# [What needs to be done]
From the entries below, pull out each line where "Xian" appears.

# [Stored rows]
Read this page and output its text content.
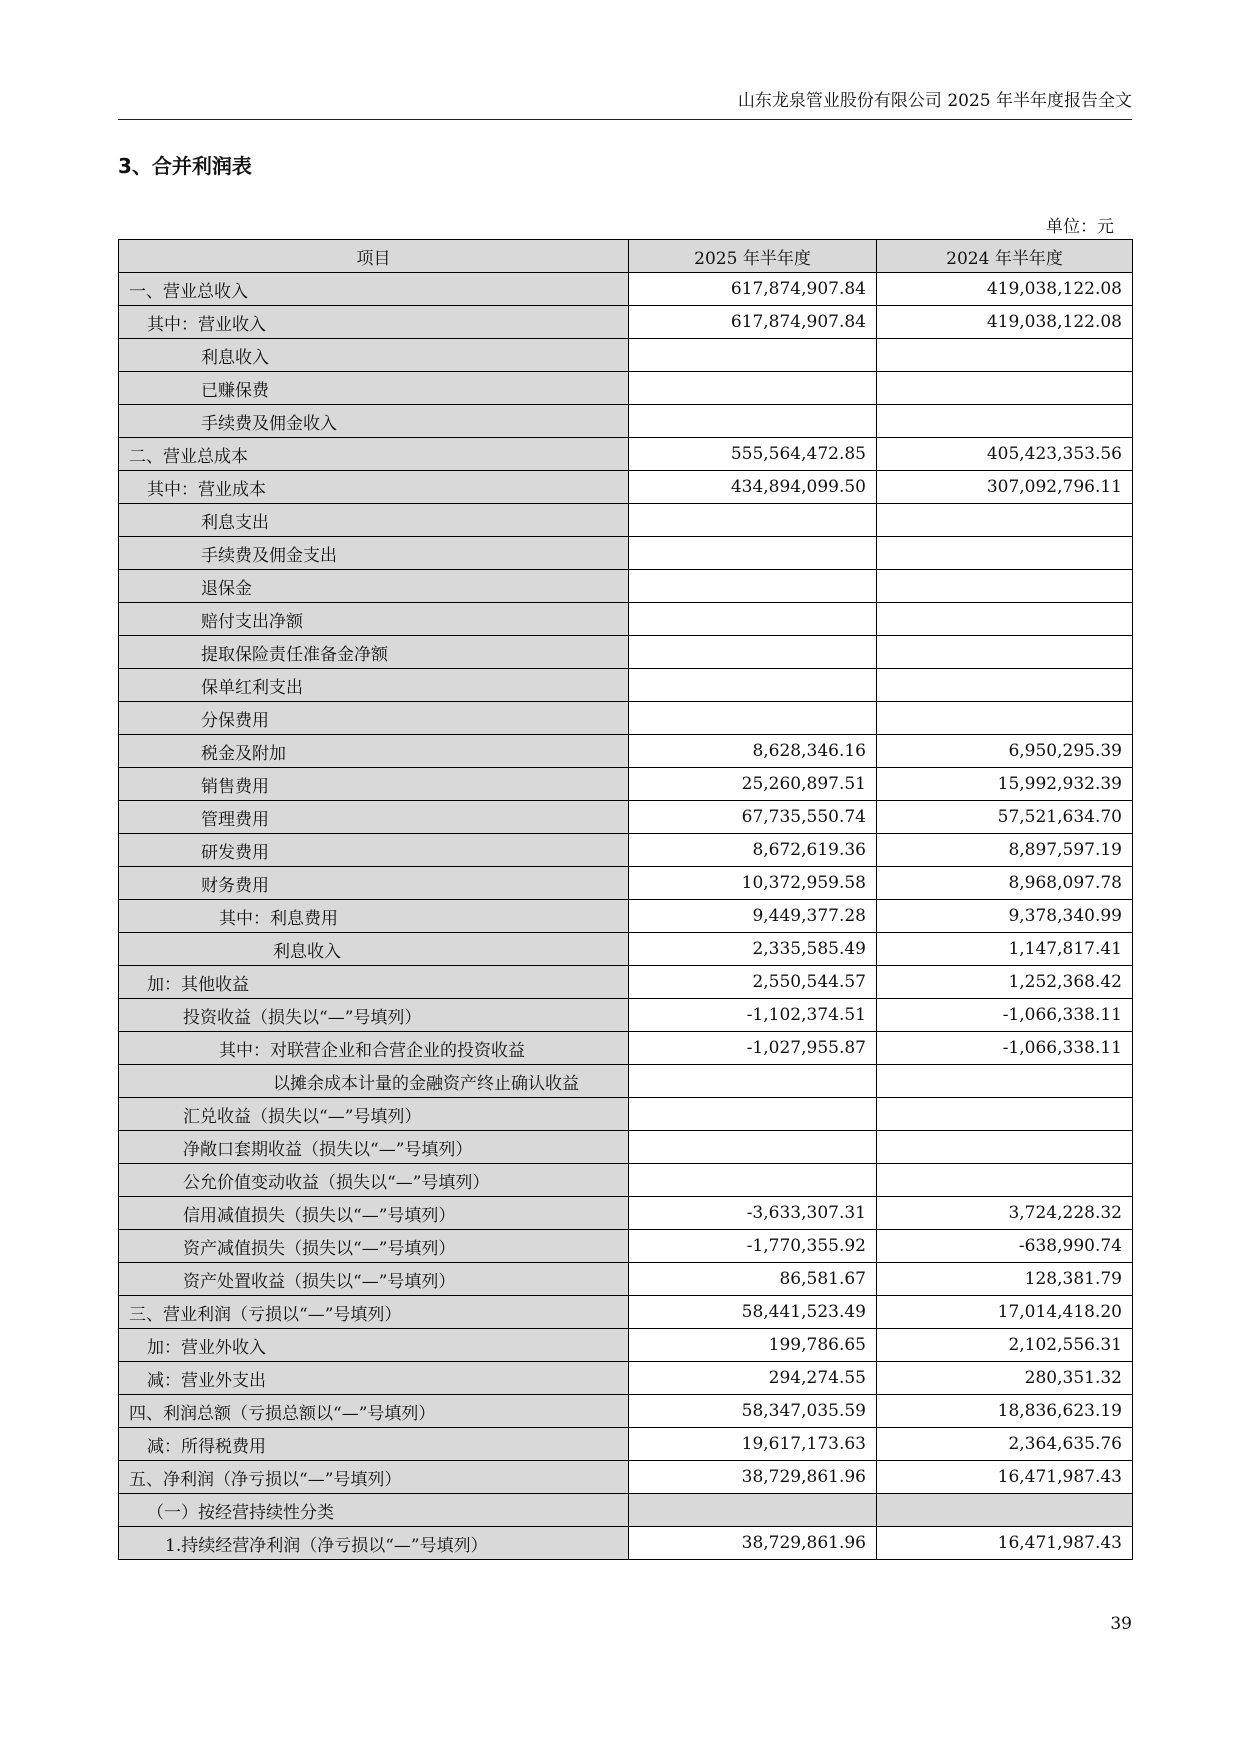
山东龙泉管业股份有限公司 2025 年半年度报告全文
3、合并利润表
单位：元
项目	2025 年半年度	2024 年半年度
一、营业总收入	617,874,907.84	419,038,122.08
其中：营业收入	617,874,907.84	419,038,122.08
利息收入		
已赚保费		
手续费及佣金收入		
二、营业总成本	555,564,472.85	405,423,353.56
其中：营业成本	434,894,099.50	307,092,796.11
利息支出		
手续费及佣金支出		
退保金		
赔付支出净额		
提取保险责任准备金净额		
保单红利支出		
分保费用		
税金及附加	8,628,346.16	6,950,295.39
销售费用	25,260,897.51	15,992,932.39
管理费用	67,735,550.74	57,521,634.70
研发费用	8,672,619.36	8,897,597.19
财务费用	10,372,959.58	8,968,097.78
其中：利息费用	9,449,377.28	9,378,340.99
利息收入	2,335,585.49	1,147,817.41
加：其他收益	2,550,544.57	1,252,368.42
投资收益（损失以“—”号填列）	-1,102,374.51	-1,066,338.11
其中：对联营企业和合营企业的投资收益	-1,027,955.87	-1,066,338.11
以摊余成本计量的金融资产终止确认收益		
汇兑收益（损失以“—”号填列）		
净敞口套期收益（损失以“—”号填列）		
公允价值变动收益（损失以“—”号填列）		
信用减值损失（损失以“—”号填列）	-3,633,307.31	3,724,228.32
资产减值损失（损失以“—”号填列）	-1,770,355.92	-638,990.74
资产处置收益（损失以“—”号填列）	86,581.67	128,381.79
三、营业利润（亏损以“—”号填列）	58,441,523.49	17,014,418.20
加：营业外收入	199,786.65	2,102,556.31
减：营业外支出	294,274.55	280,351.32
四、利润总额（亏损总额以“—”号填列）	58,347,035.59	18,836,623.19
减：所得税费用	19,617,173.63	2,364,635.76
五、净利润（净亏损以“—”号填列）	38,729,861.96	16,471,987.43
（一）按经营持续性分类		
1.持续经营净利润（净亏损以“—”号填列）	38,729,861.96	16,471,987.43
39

==

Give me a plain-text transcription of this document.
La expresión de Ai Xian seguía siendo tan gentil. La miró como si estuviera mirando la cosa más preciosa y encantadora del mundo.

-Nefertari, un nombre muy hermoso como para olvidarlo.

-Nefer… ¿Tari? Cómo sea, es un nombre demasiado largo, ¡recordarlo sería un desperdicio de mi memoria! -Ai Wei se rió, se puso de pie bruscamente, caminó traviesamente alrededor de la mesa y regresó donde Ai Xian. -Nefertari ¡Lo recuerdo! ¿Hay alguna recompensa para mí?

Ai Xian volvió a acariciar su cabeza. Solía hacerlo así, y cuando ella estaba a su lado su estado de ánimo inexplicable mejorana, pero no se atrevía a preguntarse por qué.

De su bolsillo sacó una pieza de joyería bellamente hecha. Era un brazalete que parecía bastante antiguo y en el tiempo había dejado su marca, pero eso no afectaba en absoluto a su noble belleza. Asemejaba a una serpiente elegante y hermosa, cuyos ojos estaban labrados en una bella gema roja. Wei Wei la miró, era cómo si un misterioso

# [Problem solution]
La expresión de Ai Xian seguía siendo tan gentil. La miró como si estuviera mirando la cosa más preciosa y encantadora del mundo.
-Nefer… ¿Tari? Cómo sea, es un nombre demasiado largo, ¡recordarlo sería un desperdicio de mi memoria! -Ai Wei se rió, se puso de pie bruscamente, caminó traviesamente alrededor de la mesa y regresó donde Ai Xian. -Nefertari ¡Lo recuerdo! ¿Hay alguna recompensa para mí?
Ai Xian volvió a acariciar su cabeza. Solía hacerlo así, y cuando ella estaba a su lado su estado de ánimo inexplicable mejorana, pero no se atrevía a preguntarse por qué.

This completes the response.